• RECORD LIST
──────
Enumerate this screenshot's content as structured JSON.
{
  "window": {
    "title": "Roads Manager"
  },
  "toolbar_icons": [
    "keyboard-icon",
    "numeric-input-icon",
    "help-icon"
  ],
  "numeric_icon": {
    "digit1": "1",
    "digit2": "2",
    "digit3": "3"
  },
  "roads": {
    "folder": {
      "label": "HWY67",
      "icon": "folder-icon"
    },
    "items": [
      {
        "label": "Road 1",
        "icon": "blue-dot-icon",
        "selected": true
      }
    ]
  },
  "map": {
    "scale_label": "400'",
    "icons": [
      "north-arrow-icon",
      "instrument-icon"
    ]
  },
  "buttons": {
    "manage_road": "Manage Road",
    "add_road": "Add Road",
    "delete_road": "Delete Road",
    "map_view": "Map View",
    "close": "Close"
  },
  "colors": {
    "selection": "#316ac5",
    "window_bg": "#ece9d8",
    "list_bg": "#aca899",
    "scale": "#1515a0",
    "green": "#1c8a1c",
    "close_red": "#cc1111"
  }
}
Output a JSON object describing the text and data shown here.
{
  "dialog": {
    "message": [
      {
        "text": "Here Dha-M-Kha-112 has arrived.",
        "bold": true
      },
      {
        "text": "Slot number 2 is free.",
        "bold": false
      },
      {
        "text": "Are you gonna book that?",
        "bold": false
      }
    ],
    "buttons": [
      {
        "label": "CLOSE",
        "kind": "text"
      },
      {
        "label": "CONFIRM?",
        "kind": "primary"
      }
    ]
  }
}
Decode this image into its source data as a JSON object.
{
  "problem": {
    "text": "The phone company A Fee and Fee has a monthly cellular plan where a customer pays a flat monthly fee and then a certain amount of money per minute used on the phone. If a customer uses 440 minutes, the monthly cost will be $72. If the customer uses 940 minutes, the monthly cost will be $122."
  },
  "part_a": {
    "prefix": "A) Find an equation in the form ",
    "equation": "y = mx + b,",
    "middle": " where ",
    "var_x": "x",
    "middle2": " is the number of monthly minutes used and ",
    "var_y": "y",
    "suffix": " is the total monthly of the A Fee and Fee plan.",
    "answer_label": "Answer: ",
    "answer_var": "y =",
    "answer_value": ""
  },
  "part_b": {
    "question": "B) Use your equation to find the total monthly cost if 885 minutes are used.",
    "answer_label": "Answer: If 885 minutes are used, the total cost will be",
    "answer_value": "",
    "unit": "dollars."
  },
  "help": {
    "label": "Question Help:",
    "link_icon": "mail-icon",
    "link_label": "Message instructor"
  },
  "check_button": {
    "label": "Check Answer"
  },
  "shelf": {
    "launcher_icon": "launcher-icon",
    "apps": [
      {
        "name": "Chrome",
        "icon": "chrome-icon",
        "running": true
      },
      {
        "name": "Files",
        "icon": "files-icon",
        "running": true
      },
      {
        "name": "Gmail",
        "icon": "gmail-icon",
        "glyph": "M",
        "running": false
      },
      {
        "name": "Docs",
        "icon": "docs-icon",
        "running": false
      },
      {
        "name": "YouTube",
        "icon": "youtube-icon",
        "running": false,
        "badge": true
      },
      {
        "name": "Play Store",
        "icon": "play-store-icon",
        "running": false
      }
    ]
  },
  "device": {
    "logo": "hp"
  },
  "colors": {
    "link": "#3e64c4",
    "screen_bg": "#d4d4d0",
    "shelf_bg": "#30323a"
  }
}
──────
• WRITTEN EXERCISE
Quote the listing in full, please, keeping every line exact.

• THE REPLY
Enumerate this screenshot's content as structured JSON.
{
  "window": {
    "title": "Roads Manager"
  },
  "toolbar_icons": [
    "keyboard-icon",
    "numeric-input-icon",
    "help-icon"
  ],
  "numeric_icon": {
    "digit1": "1",
    "digit2": "2",
    "digit3": "3"
  },
  "roads": {
    "folder": {
      "label": "HWY67",
      "icon": "folder-icon"
    },
    "items": [
      {
        "label": "Road 1",
        "icon": "blue-dot-icon",
        "selected": true
      }
    ]
  },
  "map": {
    "scale_label": "400'",
    "icons": [
      "north-arrow-icon",
      "instrument-icon"
    ]
  },
  "buttons": {
    "manage_road": "Manage Road",
    "add_road": "Add Road",
    "delete_road": "Delete Road",
    "map_view": "Map View",
    "close": "Close"
  },
  "colors": {
    "selection": "#316ac5",
    "window_bg": "#ece9d8",
    "list_bg": "#aca899",
    "scale": "#1515a0",
    "green": "#1c8a1c",
    "close_red": "#cc1111"
  }
}
Output a JSON object describing the text and data shown here.
{
  "dialog": {
    "message": [
      {
        "text": "Here Dha-M-Kha-112 has arrived.",
        "bold": true
      },
      {
        "text": "Slot number 2 is free.",
        "bold": false
      },
      {
        "text": "Are you gonna book that?",
        "bold": false
      }
    ],
    "buttons": [
      {
        "label": "CLOSE",
        "kind": "text"
      },
      {
        "label": "CONFIRM?",
        "kind": "primary"
      }
    ]
  }
}
Decode this image into its source data as a JSON object.
{
  "problem": {
    "text": "The phone company A Fee and Fee has a monthly cellular plan where a customer pays a flat monthly fee and then a certain amount of money per minute used on the phone. If a customer uses 440 minutes, the monthly cost will be $72. If the customer uses 940 minutes, the monthly cost will be $122."
  },
  "part_a": {
    "prefix": "A) Find an equation in the form ",
    "equation": "y = mx + b,",
    "middle": " where ",
    "var_x": "x",
    "middle2": " is the number of monthly minutes used and ",
    "var_y": "y",
    "suffix": " is the total monthly of the A Fee and Fee plan.",
    "answer_label": "Answer: ",
    "answer_var": "y =",
    "answer_value": ""
  },
  "part_b": {
    "question": "B) Use your equation to find the total monthly cost if 885 minutes are used.",
    "answer_label": "Answer: If 885 minutes are used, the total cost will be",
    "answer_value": "",
    "unit": "dollars."
  },
  "help": {
    "label": "Question Help:",
    "link_icon": "mail-icon",
    "link_label": "Message instructor"
  },
  "check_button": {
    "label": "Check Answer"
  },
  "shelf": {
    "launcher_icon": "launcher-icon",
    "apps": [
      {
        "name": "Chrome",
        "icon": "chrome-icon",
        "running": true
      },
      {
        "name": "Files",
        "icon": "files-icon",
        "running": true
      },
      {
        "name": "Gmail",
        "icon": "gmail-icon",
        "glyph": "M",
        "running": false
      },
      {
        "name": "Docs",
        "icon": "docs-icon",
        "running": false
      },
      {
        "name": "YouTube",
        "icon": "youtube-icon",
        "running": false,
        "badge": true
      },
      {
        "name": "Play Store",
        "icon": "play-store-icon",
        "running": false
      }
    ]
  },
  "device": {
    "logo": "hp"
  },
  "colors": {
    "link": "#3e64c4",
    "screen_bg": "#d4d4d0",
    "shelf_bg": "#30323a"
  }
}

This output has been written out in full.